§ Task details:
Below is the data. Give it again, complete and exact.

§ Entries:
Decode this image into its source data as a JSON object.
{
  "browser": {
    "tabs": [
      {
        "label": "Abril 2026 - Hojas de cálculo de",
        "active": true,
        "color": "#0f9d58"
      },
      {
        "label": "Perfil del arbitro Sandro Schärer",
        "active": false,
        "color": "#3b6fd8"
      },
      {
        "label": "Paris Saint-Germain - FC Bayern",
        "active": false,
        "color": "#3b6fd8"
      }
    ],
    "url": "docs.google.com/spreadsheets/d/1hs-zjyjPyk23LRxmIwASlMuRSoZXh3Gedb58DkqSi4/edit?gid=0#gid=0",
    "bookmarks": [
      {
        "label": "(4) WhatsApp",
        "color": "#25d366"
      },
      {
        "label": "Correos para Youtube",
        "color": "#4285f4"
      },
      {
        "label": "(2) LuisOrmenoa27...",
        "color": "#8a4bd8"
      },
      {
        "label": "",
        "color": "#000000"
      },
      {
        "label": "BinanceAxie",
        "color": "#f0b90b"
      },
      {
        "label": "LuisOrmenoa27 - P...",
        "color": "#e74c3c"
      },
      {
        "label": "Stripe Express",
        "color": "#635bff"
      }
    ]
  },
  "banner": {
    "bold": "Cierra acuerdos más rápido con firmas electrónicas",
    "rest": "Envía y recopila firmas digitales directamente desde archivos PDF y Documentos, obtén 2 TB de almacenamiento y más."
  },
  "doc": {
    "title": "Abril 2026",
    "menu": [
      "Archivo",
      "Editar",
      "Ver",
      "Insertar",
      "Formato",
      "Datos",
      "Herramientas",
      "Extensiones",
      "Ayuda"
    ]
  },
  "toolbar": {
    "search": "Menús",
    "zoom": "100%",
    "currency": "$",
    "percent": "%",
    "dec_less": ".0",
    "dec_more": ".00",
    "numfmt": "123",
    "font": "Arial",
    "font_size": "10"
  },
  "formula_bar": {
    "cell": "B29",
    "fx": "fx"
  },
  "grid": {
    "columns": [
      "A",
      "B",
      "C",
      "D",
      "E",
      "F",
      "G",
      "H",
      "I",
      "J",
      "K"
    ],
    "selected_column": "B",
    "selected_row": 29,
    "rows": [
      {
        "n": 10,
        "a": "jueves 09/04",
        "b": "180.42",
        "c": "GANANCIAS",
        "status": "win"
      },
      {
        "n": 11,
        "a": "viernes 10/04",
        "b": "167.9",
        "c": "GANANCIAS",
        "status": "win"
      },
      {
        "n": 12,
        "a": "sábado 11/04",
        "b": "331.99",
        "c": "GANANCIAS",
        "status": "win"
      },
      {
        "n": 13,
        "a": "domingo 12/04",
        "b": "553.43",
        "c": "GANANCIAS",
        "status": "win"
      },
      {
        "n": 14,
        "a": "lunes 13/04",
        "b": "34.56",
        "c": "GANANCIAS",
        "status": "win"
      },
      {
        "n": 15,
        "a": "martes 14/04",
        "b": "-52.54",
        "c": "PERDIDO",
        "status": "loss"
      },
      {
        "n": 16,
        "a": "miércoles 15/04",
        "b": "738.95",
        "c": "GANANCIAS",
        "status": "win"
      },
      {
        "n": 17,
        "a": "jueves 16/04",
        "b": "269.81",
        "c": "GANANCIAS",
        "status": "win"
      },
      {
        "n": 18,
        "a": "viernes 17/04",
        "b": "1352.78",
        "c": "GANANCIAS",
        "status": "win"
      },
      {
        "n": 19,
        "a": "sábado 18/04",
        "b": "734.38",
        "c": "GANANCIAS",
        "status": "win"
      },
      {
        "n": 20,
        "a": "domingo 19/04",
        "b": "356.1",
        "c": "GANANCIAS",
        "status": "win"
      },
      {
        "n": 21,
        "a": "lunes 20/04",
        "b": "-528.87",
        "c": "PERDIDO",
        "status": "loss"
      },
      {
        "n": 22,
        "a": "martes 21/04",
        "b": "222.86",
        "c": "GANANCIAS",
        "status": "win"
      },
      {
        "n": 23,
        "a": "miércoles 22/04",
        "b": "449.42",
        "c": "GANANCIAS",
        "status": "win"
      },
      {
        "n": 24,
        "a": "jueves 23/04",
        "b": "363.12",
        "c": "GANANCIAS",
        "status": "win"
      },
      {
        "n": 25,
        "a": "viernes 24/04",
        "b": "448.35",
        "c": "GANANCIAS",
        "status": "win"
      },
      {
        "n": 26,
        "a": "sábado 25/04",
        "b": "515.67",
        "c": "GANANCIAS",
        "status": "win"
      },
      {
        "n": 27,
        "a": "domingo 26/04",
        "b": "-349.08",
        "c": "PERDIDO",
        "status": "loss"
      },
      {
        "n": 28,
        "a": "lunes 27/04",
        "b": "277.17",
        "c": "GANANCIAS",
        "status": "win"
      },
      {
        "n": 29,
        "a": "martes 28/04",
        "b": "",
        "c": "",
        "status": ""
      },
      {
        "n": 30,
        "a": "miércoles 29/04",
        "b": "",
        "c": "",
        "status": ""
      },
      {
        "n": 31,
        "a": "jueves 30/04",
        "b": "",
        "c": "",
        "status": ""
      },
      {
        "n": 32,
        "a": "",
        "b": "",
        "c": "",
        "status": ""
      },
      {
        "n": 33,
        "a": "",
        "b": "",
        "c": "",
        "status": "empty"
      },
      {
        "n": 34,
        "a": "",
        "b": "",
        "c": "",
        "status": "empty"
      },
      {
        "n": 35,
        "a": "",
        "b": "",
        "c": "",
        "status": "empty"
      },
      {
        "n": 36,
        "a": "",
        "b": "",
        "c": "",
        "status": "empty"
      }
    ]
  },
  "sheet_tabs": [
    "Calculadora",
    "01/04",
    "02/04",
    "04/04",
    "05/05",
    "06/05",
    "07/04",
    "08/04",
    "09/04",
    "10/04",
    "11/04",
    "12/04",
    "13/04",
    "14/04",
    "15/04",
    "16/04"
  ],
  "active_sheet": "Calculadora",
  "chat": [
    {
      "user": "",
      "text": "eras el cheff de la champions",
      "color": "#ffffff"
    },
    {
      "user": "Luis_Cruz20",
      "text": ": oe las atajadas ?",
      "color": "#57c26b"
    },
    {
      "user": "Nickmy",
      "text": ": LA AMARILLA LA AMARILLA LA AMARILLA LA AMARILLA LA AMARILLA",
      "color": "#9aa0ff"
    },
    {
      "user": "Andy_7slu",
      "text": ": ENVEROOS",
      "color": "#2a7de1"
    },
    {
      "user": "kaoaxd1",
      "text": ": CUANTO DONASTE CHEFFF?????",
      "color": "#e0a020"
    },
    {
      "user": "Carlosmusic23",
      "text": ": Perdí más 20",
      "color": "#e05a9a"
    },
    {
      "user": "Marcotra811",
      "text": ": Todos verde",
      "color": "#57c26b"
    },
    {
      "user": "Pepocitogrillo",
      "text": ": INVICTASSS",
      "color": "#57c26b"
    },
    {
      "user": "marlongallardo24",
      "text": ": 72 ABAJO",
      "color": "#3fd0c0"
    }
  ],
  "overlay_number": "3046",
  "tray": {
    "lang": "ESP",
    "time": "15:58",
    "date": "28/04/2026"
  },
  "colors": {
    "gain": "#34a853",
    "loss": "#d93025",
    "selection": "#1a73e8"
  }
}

§ Output below:
Decode this image into its source data as a JSON object.
{
  "browser": {
    "tabs": [
      {
        "label": "Abril 2026 - Hojas de cálculo de",
        "active": true,
        "color": "#0f9d58"
      },
      {
        "label": "Perfil del arbitro Sandro Schärer",
        "active": false,
        "color": "#3b6fd8"
      },
      {
        "label": "Paris Saint-Germain - FC Bayern",
        "active": false,
        "color": "#3b6fd8"
      }
    ],
    "url": "docs.google.com/spreadsheets/d/1hs-zjyjPyk23LRxmIwASlMuRSoZXh3Gedb58DkqSi4/edit?gid=0#gid=0",
    "bookmarks": [
      {
        "label": "(4) WhatsApp",
        "color": "#25d366"
      },
      {
        "label": "Correos para Youtube",
        "color": "#4285f4"
      },
      {
        "label": "(2) LuisOrmenoa27...",
        "color": "#8a4bd8"
      },
      {
        "label": "",
        "color": "#000000"
      },
      {
        "label": "BinanceAxie",
        "color": "#f0b90b"
      },
      {
        "label": "LuisOrmenoa27 - P...",
        "color": "#e74c3c"
      },
      {
        "label": "Stripe Express",
        "color": "#635bff"
      }
    ]
  },
  "banner": {
    "bold": "Cierra acuerdos más rápido con firmas electrónicas",
    "rest": "Envía y recopila firmas digitales directamente desde archivos PDF y Documentos, obtén 2 TB de almacenamiento y más."
  },
  "doc": {
    "title": "Abril 2026",
    "menu": [
      "Archivo",
      "Editar",
      "Ver",
      "Insertar",
      "Formato",
      "Datos",
      "Herramientas",
      "Extensiones",
      "Ayuda"
    ]
  },
  "toolbar": {
    "search": "Menús",
    "zoom": "100%",
    "currency": "$",
    "percent": "%",
    "dec_less": ".0",
    "dec_more": ".00",
    "numfmt": "123",
    "font": "Arial",
    "font_size": "10"
  },
  "formula_bar": {
    "cell": "B29",
    "fx": "fx"
  },
  "grid": {
    "columns": [
      "A",
      "B",
      "C",
      "D",
      "E",
      "F",
      "G",
      "H",
      "I",
      "J",
      "K"
    ],
    "selected_column": "B",
    "selected_row": 29,
    "rows": [
      {
        "n": 10,
        "a": "jueves 09/04",
        "b": "180.42",
        "c": "GANANCIAS",
        "status": "win"
      },
      {
        "n": 11,
        "a": "viernes 10/04",
        "b": "167.9",
        "c": "GANANCIAS",
        "status": "win"
      },
      {
        "n": 12,
        "a": "sábado 11/04",
        "b": "331.99",
        "c": "GANANCIAS",
        "status": "win"
      },
      {
        "n": 13,
        "a": "domingo 12/04",
        "b": "553.43",
        "c": "GANANCIAS",
        "status": "win"
      },
      {
        "n": 14,
        "a": "lunes 13/04",
        "b": "34.56",
        "c": "GANANCIAS",
        "status": "win"
      },
      {
        "n": 15,
        "a": "martes 14/04",
        "b": "-52.54",
        "c": "PERDIDO",
        "status": "loss"
      },
      {
        "n": 16,
        "a": "miércoles 15/04",
        "b": "738.95",
        "c": "GANANCIAS",
        "status": "win"
      },
      {
        "n": 17,
        "a": "jueves 16/04",
        "b": "269.81",
        "c": "GANANCIAS",
        "status": "win"
      },
      {
        "n": 18,
        "a": "viernes 17/04",
        "b": "1352.78",
        "c": "GANANCIAS",
        "status": "win"
      },
      {
        "n": 19,
        "a": "sábado 18/04",
        "b": "734.38",
        "c": "GANANCIAS",
        "status": "win"
      },
      {
        "n": 20,
        "a": "domingo 19/04",
        "b": "356.1",
        "c": "GANANCIAS",
        "status": "win"
      },
      {
        "n": 21,
        "a": "lunes 20/04",
        "b": "-528.87",
        "c": "PERDIDO",
        "status": "loss"
      },
      {
        "n": 22,
        "a": "martes 21/04",
        "b": "222.86",
        "c": "GANANCIAS",
        "status": "win"
      },
      {
        "n": 23,
        "a": "miércoles 22/04",
        "b": "449.42",
        "c": "GANANCIAS",
        "status": "win"
      },
      {
        "n": 24,
        "a": "jueves 23/04",
        "b": "363.12",
        "c": "GANANCIAS",
        "status": "win"
      },
      {
        "n": 25,
        "a": "viernes 24/04",
        "b": "448.35",
        "c": "GANANCIAS",
        "status": "win"
      },
      {
        "n": 26,
        "a": "sábado 25/04",
        "b": "515.67",
        "c": "GANANCIAS",
        "status": "win"
      },
      {
        "n": 27,
        "a": "domingo 26/04",
        "b": "-349.08",
        "c": "PERDIDO",
        "status": "loss"
      },
      {
        "n": 28,
        "a": "lunes 27/04",
        "b": "277.17",
        "c": "GANANCIAS",
        "status": "win"
      },
      {
        "n": 29,
        "a": "martes 28/04",
        "b": "",
        "c": "",
        "status": ""
      },
      {
        "n": 30,
        "a": "miércoles 29/04",
        "b": "",
        "c": "",
        "status": ""
      },
      {
        "n": 31,
        "a": "jueves 30/04",
        "b": "",
        "c": "",
        "status": ""
      },
      {
        "n": 32,
        "a": "",
        "b": "",
        "c": "",
        "status": ""
      },
      {
        "n": 33,
        "a": "",
        "b": "",
        "c": "",
        "status": "empty"
      },
      {
        "n": 34,
        "a": "",
        "b": "",
        "c": "",
        "status": "empty"
      },
      {
        "n": 35,
        "a": "",
        "b": "",
        "c": "",
        "status": "empty"
      },
      {
        "n": 36,
        "a": "",
        "b": "",
        "c": "",
        "status": "empty"
      }
    ]
  },
  "sheet_tabs": [
    "Calculadora",
    "01/04",
    "02/04",
    "04/04",
    "05/05",
    "06/05",
    "07/04",
    "08/04",
    "09/04",
    "10/04",
    "11/04",
    "12/04",
    "13/04",
    "14/04",
    "15/04",
    "16/04"
  ],
  "active_sheet": "Calculadora",
  "chat": [
    {
      "user": "",
      "text": "eras el cheff de la champions",
      "color": "#ffffff"
    },
    {
      "user": "Luis_Cruz20",
      "text": ": oe las atajadas ?",
      "color": "#57c26b"
    },
    {
      "user": "Nickmy",
      "text": ": LA AMARILLA LA AMARILLA LA AMARILLA LA AMARILLA LA AMARILLA",
      "color": "#9aa0ff"
    },
    {
      "user": "Andy_7slu",
      "text": ": ENVEROOS",
      "color": "#2a7de1"
    },
    {
      "user": "kaoaxd1",
      "text": ": CUANTO DONASTE CHEFFF?????",
      "color": "#e0a020"
    },
    {
      "user": "Carlosmusic23",
      "text": ": Perdí más 20",
      "color": "#e05a9a"
    },
    {
      "user": "Marcotra811",
      "text": ": Todos verde",
      "color": "#57c26b"
    },
    {
      "user": "Pepocitogrillo",
      "text": ": INVICTASSS",
      "color": "#57c26b"
    },
    {
      "user": "marlongallardo24",
      "text": ": 72 ABAJO",
      "color": "#3fd0c0"
    }
  ],
  "overlay_number": "3046",
  "tray": {
    "lang": "ESP",
    "time": "15:58",
    "date": "28/04/2026"
  },
  "colors": {
    "gain": "#34a853",
    "loss": "#d93025",
    "selection": "#1a73e8"
  }
}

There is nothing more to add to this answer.